EXERCISE OBJECTIVE
Please retype the records below exactly, leaving out any pictures.

[Entries from a visual dataset]

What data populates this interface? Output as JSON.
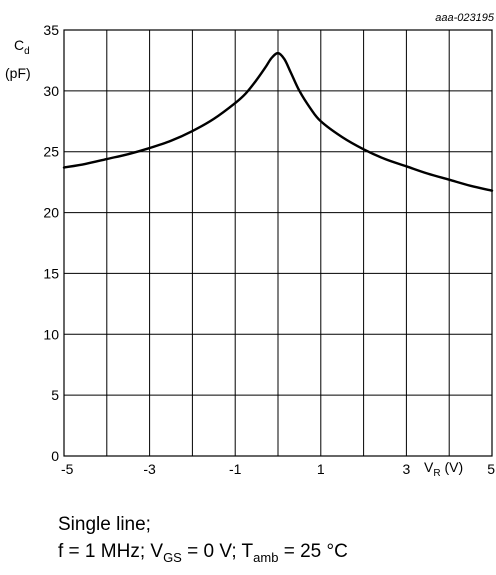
{
  "doc_id": "aaa-023195",
  "chart_data": {
    "type": "line",
    "ylabel_main": "C",
    "ylabel_sub": "d",
    "yunit": "(pF)",
    "xlabel_main": "V",
    "xlabel_sub": "R",
    "xunit": "(V)",
    "xlim": [
      -5,
      5
    ],
    "ylim": [
      0,
      35
    ],
    "xticks": [
      "-5",
      "-3",
      "-1",
      "1",
      "3",
      "5"
    ],
    "yticks": [
      "0",
      "5",
      "10",
      "15",
      "20",
      "25",
      "30",
      "35"
    ],
    "x_grid_step": 1,
    "y_grid_step": 5,
    "grid": true,
    "series": [
      {
        "x": [
          -5,
          -4.5,
          -4,
          -3.5,
          -3,
          -2.5,
          -2,
          -1.5,
          -1,
          -0.75,
          -0.5,
          -0.3,
          -0.15,
          0,
          0.15,
          0.3,
          0.5,
          0.75,
          1,
          1.5,
          2,
          2.5,
          3,
          3.5,
          4,
          4.5,
          5
        ],
        "y": [
          23.7,
          24.0,
          24.4,
          24.8,
          25.3,
          25.9,
          26.7,
          27.7,
          29.0,
          29.8,
          30.9,
          31.9,
          32.7,
          33.1,
          32.6,
          31.5,
          30.0,
          28.6,
          27.5,
          26.2,
          25.2,
          24.4,
          23.8,
          23.2,
          22.7,
          22.2,
          21.8
        ]
      }
    ]
  },
  "caption": {
    "line1": "Single line;",
    "line2_f": "f = 1 MHz; V",
    "line2_gs_sub": "GS",
    "line2_mid": " = 0 V; T",
    "line2_amb_sub": "amb",
    "line2_end": " = 25 °C"
  }
}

RESPONSE TO THIS EXERCISE
What data populates this interface? Output as JSON.
{
  "doc_id": "aaa-023195",
  "chart_data": {
    "type": "line",
    "ylabel_main": "C",
    "ylabel_sub": "d",
    "yunit": "(pF)",
    "xlabel_main": "V",
    "xlabel_sub": "R",
    "xunit": "(V)",
    "xlim": [
      -5,
      5
    ],
    "ylim": [
      0,
      35
    ],
    "xticks": [
      "-5",
      "-3",
      "-1",
      "1",
      "3",
      "5"
    ],
    "yticks": [
      "0",
      "5",
      "10",
      "15",
      "20",
      "25",
      "30",
      "35"
    ],
    "x_grid_step": 1,
    "y_grid_step": 5,
    "grid": true,
    "series": [
      {
        "x": [
          -5,
          -4.5,
          -4,
          -3.5,
          -3,
          -2.5,
          -2,
          -1.5,
          -1,
          -0.75,
          -0.5,
          -0.3,
          -0.15,
          0,
          0.15,
          0.3,
          0.5,
          0.75,
          1,
          1.5,
          2,
          2.5,
          3,
          3.5,
          4,
          4.5,
          5
        ],
        "y": [
          23.7,
          24.0,
          24.4,
          24.8,
          25.3,
          25.9,
          26.7,
          27.7,
          29.0,
          29.8,
          30.9,
          31.9,
          32.7,
          33.1,
          32.6,
          31.5,
          30.0,
          28.6,
          27.5,
          26.2,
          25.2,
          24.4,
          23.8,
          23.2,
          22.7,
          22.2,
          21.8
        ]
      }
    ]
  },
  "caption": {
    "line1": "Single line;",
    "line2_f": "f = 1 MHz; V",
    "line2_gs_sub": "GS",
    "line2_mid": " = 0 V; T",
    "line2_amb_sub": "amb",
    "line2_end": " = 25 °C"
  }
}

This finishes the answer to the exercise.